*What is required:*
Transcribe the records in full, keeping every character as it is.

--

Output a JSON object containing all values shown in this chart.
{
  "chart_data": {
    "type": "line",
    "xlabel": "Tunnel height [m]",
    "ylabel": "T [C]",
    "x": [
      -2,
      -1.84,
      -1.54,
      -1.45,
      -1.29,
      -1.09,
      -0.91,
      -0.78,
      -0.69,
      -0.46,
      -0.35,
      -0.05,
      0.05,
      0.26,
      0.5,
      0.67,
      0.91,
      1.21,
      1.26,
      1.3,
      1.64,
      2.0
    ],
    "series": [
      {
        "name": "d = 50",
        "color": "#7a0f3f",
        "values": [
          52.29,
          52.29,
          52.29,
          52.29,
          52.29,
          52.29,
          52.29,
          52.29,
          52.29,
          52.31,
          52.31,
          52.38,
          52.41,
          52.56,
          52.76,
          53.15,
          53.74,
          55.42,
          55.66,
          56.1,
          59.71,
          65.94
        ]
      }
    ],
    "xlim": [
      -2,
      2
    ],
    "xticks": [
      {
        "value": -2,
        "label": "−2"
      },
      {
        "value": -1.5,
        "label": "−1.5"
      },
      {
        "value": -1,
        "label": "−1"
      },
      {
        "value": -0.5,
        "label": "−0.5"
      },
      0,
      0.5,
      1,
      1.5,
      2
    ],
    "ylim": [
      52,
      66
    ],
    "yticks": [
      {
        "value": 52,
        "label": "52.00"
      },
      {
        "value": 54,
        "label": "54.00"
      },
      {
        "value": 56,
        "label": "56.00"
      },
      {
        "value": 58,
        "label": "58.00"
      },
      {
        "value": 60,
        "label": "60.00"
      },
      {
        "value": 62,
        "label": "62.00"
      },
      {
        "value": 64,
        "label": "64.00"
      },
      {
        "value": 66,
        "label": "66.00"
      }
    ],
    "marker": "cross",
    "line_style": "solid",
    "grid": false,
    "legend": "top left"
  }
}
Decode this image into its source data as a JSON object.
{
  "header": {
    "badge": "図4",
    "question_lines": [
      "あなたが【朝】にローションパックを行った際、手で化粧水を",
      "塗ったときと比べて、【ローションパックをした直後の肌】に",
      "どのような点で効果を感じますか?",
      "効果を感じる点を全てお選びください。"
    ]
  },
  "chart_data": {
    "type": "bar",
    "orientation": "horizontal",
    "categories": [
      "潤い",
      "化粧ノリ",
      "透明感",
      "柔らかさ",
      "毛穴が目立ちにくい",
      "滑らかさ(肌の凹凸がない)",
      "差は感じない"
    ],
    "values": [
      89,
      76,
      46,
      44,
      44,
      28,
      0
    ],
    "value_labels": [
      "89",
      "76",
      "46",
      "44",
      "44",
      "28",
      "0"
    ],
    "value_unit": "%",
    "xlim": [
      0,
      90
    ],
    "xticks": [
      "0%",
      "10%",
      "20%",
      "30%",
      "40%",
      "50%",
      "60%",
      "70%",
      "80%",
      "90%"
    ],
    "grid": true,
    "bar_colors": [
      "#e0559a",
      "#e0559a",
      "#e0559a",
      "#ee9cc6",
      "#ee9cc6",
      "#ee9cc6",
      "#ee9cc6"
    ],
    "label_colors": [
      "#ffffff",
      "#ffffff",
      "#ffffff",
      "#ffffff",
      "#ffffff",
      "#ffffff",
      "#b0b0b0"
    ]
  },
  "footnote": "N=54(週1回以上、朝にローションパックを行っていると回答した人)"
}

--

*Response to the exercise:*
Output a JSON object containing all values shown in this chart.
{
  "chart_data": {
    "type": "line",
    "xlabel": "Tunnel height [m]",
    "ylabel": "T [C]",
    "x": [
      -2,
      -1.84,
      -1.54,
      -1.45,
      -1.29,
      -1.09,
      -0.91,
      -0.78,
      -0.69,
      -0.46,
      -0.35,
      -0.05,
      0.05,
      0.26,
      0.5,
      0.67,
      0.91,
      1.21,
      1.26,
      1.3,
      1.64,
      2.0
    ],
    "series": [
      {
        "name": "d = 50",
        "color": "#7a0f3f",
        "values": [
          52.29,
          52.29,
          52.29,
          52.29,
          52.29,
          52.29,
          52.29,
          52.29,
          52.29,
          52.31,
          52.31,
          52.38,
          52.41,
          52.56,
          52.76,
          53.15,
          53.74,
          55.42,
          55.66,
          56.1,
          59.71,
          65.94
        ]
      }
    ],
    "xlim": [
      -2,
      2
    ],
    "xticks": [
      {
        "value": -2,
        "label": "−2"
      },
      {
        "value": -1.5,
        "label": "−1.5"
      },
      {
        "value": -1,
        "label": "−1"
      },
      {
        "value": -0.5,
        "label": "−0.5"
      },
      0,
      0.5,
      1,
      1.5,
      2
    ],
    "ylim": [
      52,
      66
    ],
    "yticks": [
      {
        "value": 52,
        "label": "52.00"
      },
      {
        "value": 54,
        "label": "54.00"
      },
      {
        "value": 56,
        "label": "56.00"
      },
      {
        "value": 58,
        "label": "58.00"
      },
      {
        "value": 60,
        "label": "60.00"
      },
      {
        "value": 62,
        "label": "62.00"
      },
      {
        "value": 64,
        "label": "64.00"
      },
      {
        "value": 66,
        "label": "66.00"
      }
    ],
    "marker": "cross",
    "line_style": "solid",
    "grid": false,
    "legend": "top left"
  }
}
Decode this image into its source data as a JSON object.
{
  "header": {
    "badge": "図4",
    "question_lines": [
      "あなたが【朝】にローションパックを行った際、手で化粧水を",
      "塗ったときと比べて、【ローションパックをした直後の肌】に",
      "どのような点で効果を感じますか?",
      "効果を感じる点を全てお選びください。"
    ]
  },
  "chart_data": {
    "type": "bar",
    "orientation": "horizontal",
    "categories": [
      "潤い",
      "化粧ノリ",
      "透明感",
      "柔らかさ",
      "毛穴が目立ちにくい",
      "滑らかさ(肌の凹凸がない)",
      "差は感じない"
    ],
    "values": [
      89,
      76,
      46,
      44,
      44,
      28,
      0
    ],
    "value_labels": [
      "89",
      "76",
      "46",
      "44",
      "44",
      "28",
      "0"
    ],
    "value_unit": "%",
    "xlim": [
      0,
      90
    ],
    "xticks": [
      "0%",
      "10%",
      "20%",
      "30%",
      "40%",
      "50%",
      "60%",
      "70%",
      "80%",
      "90%"
    ],
    "grid": true,
    "bar_colors": [
      "#e0559a",
      "#e0559a",
      "#e0559a",
      "#ee9cc6",
      "#ee9cc6",
      "#ee9cc6",
      "#ee9cc6"
    ],
    "label_colors": [
      "#ffffff",
      "#ffffff",
      "#ffffff",
      "#ffffff",
      "#ffffff",
      "#ffffff",
      "#b0b0b0"
    ]
  },
  "footnote": "N=54(週1回以上、朝にローションパックを行っていると回答した人)"
}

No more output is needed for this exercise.